Goal:
Show every line in the entries below where the word "your" appears.

Input rows:
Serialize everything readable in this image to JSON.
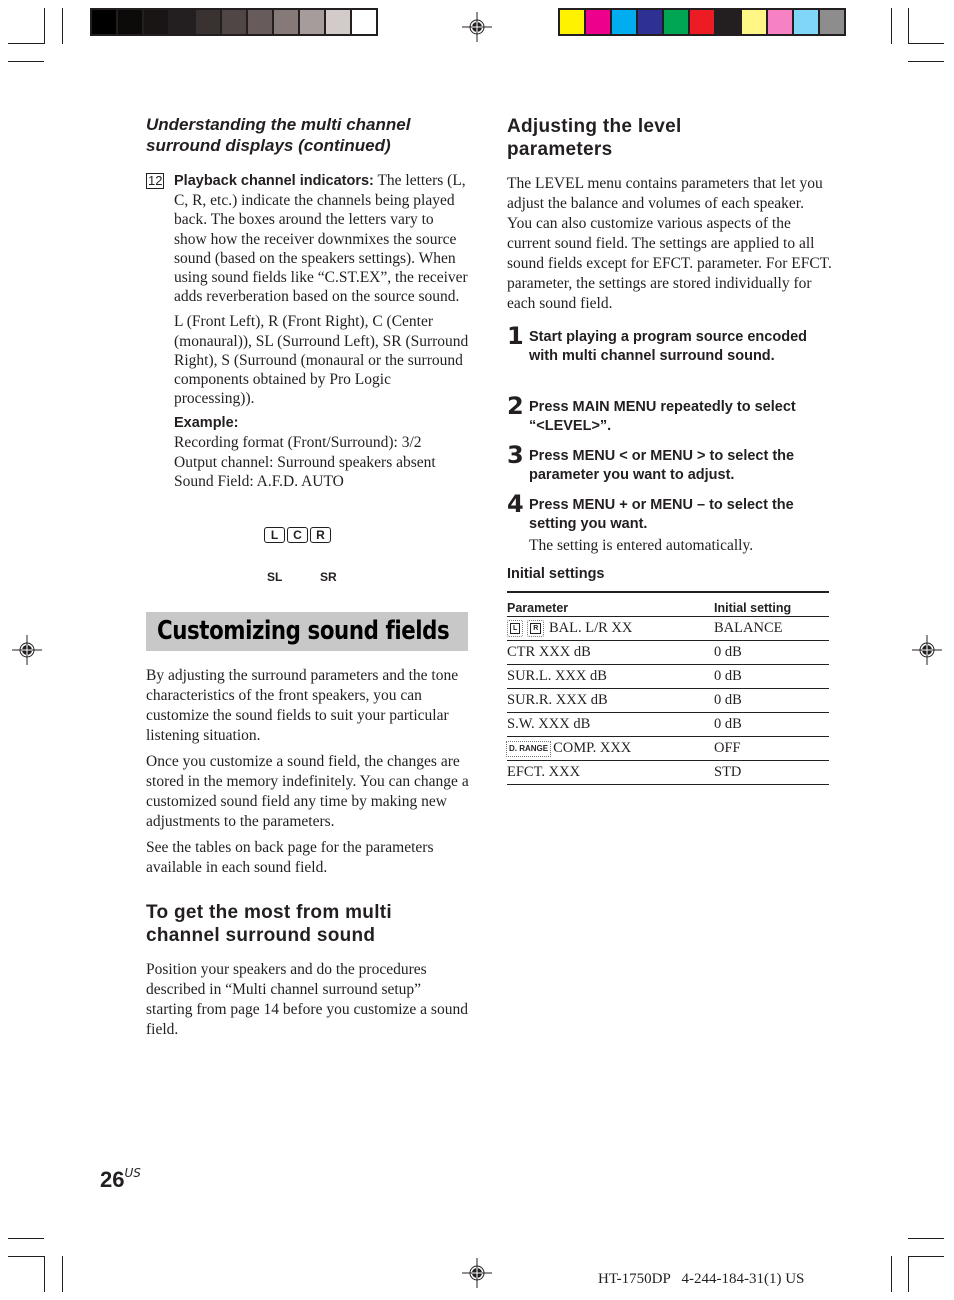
{
  "print_marks": {
    "grayscale_swatches": [
      "#000000",
      "#0d0b0a",
      "#181514",
      "#231f20",
      "#3a3230",
      "#4f4645",
      "#675c5b",
      "#867a78",
      "#a69c9b",
      "#d2cbca",
      "#ffffff"
    ],
    "color_swatches": [
      "#fff200",
      "#ec008c",
      "#00aeef",
      "#2e3192",
      "#00a651",
      "#ed1c24",
      "#231f20",
      "#fff685",
      "#f682c3",
      "#7fd6f7",
      "#8d8d8d"
    ]
  },
  "left_column": {
    "running_head": "Understanding the multi channel surround displays (continued)",
    "item": {
      "number": "12",
      "label": "Playback channel indicators:",
      "text": " The letters (L, C, R, etc.) indicate the channels being played back. The boxes around the letters vary to show how the receiver downmixes the source sound (based on the speakers settings). When using sound fields like “C.ST.EX”, the receiver adds reverberation based on the source sound.",
      "legend": "L (Front Left), R (Front Right), C (Center (monaural)), SL (Surround Left), SR (Surround Right), S (Surround (monaural or the surround components obtained by Pro Logic processing)).",
      "example_label": "Example:",
      "example_lines": [
        "Recording format (Front/Surround): 3/2",
        "Output channel: Surround speakers absent",
        "Sound Field: A.F.D. AUTO"
      ],
      "channel_display": {
        "front": [
          "L",
          "C",
          "R"
        ],
        "surround": [
          "SL",
          "SR"
        ]
      }
    },
    "section_banner": "Customizing sound fields",
    "intro_paragraphs": [
      "By adjusting the surround parameters and the tone characteristics of the front speakers, you can customize the sound fields to suit your particular listening situation.",
      "Once you customize a sound field, the changes are stored in the memory indefinitely. You can change a customized sound field any time by making new adjustments to the parameters.",
      "See the tables on back page for the parameters available in each sound field."
    ],
    "subsection": {
      "heading": "To get the most from multi channel surround sound",
      "text": "Position your speakers and do the procedures described in “Multi channel surround setup” starting from page 14 before you customize a sound field."
    }
  },
  "right_column": {
    "heading": "Adjusting the level parameters",
    "intro": "The LEVEL menu contains parameters that let you adjust the balance and volumes of each speaker. You can also customize various aspects of the current sound field. The settings are applied to all sound fields except for EFCT. parameter. For EFCT. parameter, the settings are stored individually for each sound field.",
    "steps": [
      {
        "num": "1",
        "text": "Start playing a program source encoded with multi channel surround sound.",
        "note": ""
      },
      {
        "num": "2",
        "text": "Press MAIN MENU repeatedly to select “<LEVEL>”.",
        "note": ""
      },
      {
        "num": "3",
        "text": "Press MENU < or MENU > to select the parameter you want to adjust.",
        "note": ""
      },
      {
        "num": "4",
        "text": "Press MENU + or MENU – to select the setting you want.",
        "note": "The setting is entered automatically."
      }
    ],
    "table": {
      "title": "Initial settings",
      "headers": [
        "Parameter",
        "Initial setting"
      ],
      "rows": [
        {
          "icons": [
            "L",
            "R"
          ],
          "parameter": "BAL. L/R XX",
          "setting": "BALANCE"
        },
        {
          "icons": [],
          "parameter": "CTR XXX dB",
          "setting": "0 dB"
        },
        {
          "icons": [],
          "parameter": "SUR.L. XXX dB",
          "setting": "0 dB"
        },
        {
          "icons": [],
          "parameter": "SUR.R. XXX dB",
          "setting": "0 dB"
        },
        {
          "icons": [],
          "parameter": "S.W. XXX dB",
          "setting": "0 dB"
        },
        {
          "icons": [
            "D. RANGE"
          ],
          "parameter": "COMP. XXX",
          "setting": "OFF"
        },
        {
          "icons": [],
          "parameter": "EFCT. XXX",
          "setting": "STD"
        }
      ]
    }
  },
  "footer": {
    "page_number": "26",
    "page_suffix": "US",
    "model_code": "HT-1750DP   4-244-184-31(1) US"
  }
}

Reply:
      "By adjusting the surround parameters and the tone characteristics of the front speakers, you can customize the sound fields to suit your particular listening situation.",
      "text": "Position your speakers and do the procedures described in “Multi channel surround setup” starting from page 14 before you customize a sound field."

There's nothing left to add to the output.